● Data to use
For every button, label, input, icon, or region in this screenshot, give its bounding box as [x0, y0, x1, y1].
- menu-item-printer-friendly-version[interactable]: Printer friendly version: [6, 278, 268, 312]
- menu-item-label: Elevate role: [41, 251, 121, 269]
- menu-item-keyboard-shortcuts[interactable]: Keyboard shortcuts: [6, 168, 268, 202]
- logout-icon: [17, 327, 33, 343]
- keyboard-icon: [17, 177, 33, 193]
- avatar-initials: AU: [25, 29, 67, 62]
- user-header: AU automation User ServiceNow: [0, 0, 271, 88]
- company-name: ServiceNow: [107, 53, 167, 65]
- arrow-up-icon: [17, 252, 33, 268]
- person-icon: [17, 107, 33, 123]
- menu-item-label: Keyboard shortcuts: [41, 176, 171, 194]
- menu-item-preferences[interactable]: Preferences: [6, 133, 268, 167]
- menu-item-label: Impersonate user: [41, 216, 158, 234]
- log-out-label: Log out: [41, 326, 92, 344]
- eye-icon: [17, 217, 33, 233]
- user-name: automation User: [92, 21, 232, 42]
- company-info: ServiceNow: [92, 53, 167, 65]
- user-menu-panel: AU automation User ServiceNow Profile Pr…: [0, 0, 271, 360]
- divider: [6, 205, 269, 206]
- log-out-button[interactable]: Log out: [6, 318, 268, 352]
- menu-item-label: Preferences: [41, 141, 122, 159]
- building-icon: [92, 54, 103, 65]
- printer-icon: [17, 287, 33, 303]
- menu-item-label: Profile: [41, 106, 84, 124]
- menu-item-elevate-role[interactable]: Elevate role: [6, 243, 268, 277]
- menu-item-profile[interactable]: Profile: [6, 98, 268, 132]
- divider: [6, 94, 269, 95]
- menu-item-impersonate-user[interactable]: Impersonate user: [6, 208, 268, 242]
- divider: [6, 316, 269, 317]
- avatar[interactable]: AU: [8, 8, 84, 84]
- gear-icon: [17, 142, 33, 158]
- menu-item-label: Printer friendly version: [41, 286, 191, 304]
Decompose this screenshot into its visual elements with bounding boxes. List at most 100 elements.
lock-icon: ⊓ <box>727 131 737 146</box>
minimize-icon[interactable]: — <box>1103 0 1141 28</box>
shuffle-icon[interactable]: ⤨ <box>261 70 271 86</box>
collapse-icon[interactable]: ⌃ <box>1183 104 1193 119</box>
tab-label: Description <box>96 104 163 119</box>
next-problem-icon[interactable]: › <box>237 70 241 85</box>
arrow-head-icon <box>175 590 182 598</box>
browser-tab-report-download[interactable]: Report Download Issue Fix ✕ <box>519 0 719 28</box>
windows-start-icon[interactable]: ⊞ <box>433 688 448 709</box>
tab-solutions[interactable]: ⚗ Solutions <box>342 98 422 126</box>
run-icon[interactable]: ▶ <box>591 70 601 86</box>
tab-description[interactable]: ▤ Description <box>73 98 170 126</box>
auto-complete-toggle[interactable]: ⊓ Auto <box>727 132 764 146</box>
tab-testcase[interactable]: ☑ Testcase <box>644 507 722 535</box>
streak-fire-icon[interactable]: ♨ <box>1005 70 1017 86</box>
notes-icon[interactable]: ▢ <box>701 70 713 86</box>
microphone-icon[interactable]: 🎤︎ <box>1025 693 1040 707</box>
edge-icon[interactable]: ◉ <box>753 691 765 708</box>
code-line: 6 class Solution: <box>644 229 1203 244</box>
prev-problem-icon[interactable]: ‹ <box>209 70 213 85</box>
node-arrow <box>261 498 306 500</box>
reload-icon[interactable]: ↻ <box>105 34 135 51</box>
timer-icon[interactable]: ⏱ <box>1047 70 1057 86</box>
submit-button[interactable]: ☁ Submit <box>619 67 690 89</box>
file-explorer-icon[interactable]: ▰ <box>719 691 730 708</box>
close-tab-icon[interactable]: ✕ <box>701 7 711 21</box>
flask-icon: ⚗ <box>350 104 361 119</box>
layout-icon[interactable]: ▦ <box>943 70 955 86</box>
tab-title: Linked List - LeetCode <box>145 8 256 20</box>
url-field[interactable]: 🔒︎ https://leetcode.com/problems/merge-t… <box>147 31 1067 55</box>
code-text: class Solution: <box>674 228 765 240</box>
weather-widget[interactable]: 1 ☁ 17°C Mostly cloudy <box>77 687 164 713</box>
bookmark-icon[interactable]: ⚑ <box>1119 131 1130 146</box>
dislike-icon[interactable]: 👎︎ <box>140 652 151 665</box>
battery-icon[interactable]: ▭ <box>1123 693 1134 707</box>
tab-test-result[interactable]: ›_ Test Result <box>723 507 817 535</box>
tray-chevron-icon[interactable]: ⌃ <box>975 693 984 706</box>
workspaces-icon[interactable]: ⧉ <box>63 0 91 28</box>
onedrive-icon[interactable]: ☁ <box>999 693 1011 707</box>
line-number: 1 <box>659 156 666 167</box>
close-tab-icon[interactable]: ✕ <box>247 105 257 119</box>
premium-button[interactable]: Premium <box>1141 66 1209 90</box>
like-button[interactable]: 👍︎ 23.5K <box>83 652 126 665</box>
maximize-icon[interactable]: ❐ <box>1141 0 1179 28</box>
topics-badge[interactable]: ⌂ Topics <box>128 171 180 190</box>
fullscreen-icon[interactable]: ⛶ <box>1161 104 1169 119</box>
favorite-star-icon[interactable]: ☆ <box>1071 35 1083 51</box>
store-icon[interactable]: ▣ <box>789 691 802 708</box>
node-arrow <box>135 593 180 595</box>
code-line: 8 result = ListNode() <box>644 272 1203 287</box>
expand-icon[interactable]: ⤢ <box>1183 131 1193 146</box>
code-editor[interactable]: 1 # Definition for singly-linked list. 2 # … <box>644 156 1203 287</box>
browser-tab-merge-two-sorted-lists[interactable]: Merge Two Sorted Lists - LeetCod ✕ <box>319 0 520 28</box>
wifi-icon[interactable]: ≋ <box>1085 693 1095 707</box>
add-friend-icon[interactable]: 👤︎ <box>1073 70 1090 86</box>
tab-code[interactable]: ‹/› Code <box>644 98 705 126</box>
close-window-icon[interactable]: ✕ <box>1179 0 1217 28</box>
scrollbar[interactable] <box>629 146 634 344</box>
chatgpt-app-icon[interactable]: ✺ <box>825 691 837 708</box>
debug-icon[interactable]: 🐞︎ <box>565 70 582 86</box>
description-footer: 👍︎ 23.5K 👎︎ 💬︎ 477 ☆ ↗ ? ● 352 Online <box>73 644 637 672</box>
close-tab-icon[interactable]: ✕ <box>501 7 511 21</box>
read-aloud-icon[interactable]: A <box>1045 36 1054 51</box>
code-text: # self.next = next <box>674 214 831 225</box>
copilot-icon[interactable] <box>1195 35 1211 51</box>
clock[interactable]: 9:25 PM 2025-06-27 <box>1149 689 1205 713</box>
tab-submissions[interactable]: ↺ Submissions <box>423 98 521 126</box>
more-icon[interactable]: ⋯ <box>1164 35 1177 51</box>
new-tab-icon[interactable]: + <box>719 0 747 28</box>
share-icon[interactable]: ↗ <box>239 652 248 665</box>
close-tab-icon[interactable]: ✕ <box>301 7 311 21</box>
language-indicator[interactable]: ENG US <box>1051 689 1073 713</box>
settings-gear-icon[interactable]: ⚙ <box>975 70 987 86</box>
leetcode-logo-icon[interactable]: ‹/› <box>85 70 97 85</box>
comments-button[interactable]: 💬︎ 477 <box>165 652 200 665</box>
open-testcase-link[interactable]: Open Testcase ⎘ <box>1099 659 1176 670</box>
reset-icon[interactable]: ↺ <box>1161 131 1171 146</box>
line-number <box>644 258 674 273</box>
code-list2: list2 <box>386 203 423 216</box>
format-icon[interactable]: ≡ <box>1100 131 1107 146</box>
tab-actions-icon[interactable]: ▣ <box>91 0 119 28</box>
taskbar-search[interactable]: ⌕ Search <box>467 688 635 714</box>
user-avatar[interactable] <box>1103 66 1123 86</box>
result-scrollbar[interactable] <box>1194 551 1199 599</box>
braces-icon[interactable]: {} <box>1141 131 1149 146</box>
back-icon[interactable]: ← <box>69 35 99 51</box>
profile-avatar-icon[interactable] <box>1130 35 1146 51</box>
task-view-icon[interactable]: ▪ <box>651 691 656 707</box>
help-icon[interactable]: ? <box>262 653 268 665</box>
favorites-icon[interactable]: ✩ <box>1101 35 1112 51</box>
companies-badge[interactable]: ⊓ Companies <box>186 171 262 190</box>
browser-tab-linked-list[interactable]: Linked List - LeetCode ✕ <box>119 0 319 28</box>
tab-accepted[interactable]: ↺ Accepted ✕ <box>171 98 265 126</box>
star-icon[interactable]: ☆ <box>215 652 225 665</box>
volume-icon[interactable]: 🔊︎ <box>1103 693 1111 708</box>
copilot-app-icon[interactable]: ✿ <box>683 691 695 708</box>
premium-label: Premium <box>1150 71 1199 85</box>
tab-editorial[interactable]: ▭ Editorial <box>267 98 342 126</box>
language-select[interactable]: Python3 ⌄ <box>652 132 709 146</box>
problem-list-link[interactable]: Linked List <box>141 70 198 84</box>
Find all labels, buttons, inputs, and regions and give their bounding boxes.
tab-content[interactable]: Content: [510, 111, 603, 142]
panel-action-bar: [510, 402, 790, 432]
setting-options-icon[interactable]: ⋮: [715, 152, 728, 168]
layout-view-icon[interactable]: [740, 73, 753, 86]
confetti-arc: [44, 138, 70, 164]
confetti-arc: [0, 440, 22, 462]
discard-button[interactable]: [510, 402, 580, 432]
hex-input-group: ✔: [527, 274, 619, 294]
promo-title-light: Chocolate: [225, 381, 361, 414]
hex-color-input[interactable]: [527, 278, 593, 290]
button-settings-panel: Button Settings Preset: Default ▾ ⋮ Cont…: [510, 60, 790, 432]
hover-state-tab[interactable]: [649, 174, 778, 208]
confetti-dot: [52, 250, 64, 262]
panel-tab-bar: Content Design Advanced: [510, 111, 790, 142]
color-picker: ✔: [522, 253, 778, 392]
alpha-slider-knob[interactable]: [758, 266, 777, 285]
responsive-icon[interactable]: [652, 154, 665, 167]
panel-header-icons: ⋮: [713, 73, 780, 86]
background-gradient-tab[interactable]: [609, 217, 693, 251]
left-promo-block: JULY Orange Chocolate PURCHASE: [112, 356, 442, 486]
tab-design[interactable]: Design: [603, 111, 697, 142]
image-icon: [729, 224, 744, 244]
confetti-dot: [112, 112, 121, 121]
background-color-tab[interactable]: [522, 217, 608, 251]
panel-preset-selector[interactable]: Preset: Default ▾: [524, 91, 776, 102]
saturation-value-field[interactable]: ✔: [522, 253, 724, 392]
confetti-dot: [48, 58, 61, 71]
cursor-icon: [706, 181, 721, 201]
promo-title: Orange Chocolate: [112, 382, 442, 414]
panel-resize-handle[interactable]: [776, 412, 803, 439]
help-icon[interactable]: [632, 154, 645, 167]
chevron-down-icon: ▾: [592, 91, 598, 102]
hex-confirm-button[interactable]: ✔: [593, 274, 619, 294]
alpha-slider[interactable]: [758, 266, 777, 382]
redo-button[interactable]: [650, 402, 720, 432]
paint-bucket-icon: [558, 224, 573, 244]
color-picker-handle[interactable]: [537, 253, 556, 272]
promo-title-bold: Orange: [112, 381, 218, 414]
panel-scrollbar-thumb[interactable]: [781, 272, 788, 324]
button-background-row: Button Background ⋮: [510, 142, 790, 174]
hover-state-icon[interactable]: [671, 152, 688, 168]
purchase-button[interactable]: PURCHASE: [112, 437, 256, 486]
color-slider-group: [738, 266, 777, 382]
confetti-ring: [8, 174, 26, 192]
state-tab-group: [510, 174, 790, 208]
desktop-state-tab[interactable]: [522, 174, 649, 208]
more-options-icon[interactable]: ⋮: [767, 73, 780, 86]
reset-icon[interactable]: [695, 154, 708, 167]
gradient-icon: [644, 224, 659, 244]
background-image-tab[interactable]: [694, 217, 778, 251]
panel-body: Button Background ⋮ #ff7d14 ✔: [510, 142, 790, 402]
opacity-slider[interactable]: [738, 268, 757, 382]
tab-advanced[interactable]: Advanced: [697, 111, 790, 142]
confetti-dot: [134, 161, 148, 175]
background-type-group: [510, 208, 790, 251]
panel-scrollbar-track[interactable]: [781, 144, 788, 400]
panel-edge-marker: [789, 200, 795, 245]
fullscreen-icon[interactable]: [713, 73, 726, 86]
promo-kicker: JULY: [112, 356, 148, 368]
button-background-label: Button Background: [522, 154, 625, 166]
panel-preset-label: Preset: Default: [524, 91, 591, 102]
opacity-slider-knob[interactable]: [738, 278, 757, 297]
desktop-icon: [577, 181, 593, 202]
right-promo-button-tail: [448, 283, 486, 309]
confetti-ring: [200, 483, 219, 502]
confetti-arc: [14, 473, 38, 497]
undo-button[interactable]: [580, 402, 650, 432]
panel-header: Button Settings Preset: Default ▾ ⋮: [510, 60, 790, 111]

● The exercise
Print the items exactly as they appear, from the first line through the line containing "windows-start-icon[interactable]: ⊞ <box>433", with both ends included.

● Answer below
For every button, label, input, icon, or region in this screenshot, give its bounding box as [x0, y0, x1, y1].
- menu-item-printer-friendly-version[interactable]: Printer friendly version: [6, 278, 268, 312]
- menu-item-label: Elevate role: [41, 251, 121, 269]
- menu-item-keyboard-shortcuts[interactable]: Keyboard shortcuts: [6, 168, 268, 202]
- logout-icon: [17, 327, 33, 343]
- keyboard-icon: [17, 177, 33, 193]
- avatar-initials: AU: [25, 29, 67, 62]
- user-header: AU automation User ServiceNow: [0, 0, 271, 88]
- company-name: ServiceNow: [107, 53, 167, 65]
- arrow-up-icon: [17, 252, 33, 268]
- person-icon: [17, 107, 33, 123]
- menu-item-label: Keyboard shortcuts: [41, 176, 171, 194]
- menu-item-preferences[interactable]: Preferences: [6, 133, 268, 167]
- menu-item-label: Impersonate user: [41, 216, 158, 234]
- log-out-label: Log out: [41, 326, 92, 344]
- eye-icon: [17, 217, 33, 233]
- user-name: automation User: [92, 21, 232, 42]
- company-info: ServiceNow: [92, 53, 167, 65]
- user-menu-panel: AU automation User ServiceNow Profile Pr…: [0, 0, 271, 360]
- divider: [6, 205, 269, 206]
- log-out-button[interactable]: Log out: [6, 318, 268, 352]
- menu-item-label: Preferences: [41, 141, 122, 159]
- building-icon: [92, 54, 103, 65]
- printer-icon: [17, 287, 33, 303]
- menu-item-label: Profile: [41, 106, 84, 124]
- menu-item-elevate-role[interactable]: Elevate role: [6, 243, 268, 277]
- menu-item-profile[interactable]: Profile: [6, 98, 268, 132]
- divider: [6, 94, 269, 95]
- menu-item-impersonate-user[interactable]: Impersonate user: [6, 208, 268, 242]
- divider: [6, 316, 269, 317]
- avatar[interactable]: AU: [8, 8, 84, 84]
- gear-icon: [17, 142, 33, 158]
- menu-item-label: Printer friendly version: [41, 286, 191, 304]
Decompose this screenshot into its visual elements with bounding boxes. List at most 100 elements.
lock-icon: ⊓ <box>727 131 737 146</box>
minimize-icon[interactable]: — <box>1103 0 1141 28</box>
shuffle-icon[interactable]: ⤨ <box>261 70 271 86</box>
collapse-icon[interactable]: ⌃ <box>1183 104 1193 119</box>
tab-label: Description <box>96 104 163 119</box>
next-problem-icon[interactable]: › <box>237 70 241 85</box>
arrow-head-icon <box>175 590 182 598</box>
browser-tab-report-download[interactable]: Report Download Issue Fix ✕ <box>519 0 719 28</box>
windows-start-icon[interactable]: ⊞ <box>433 688 448 709</box>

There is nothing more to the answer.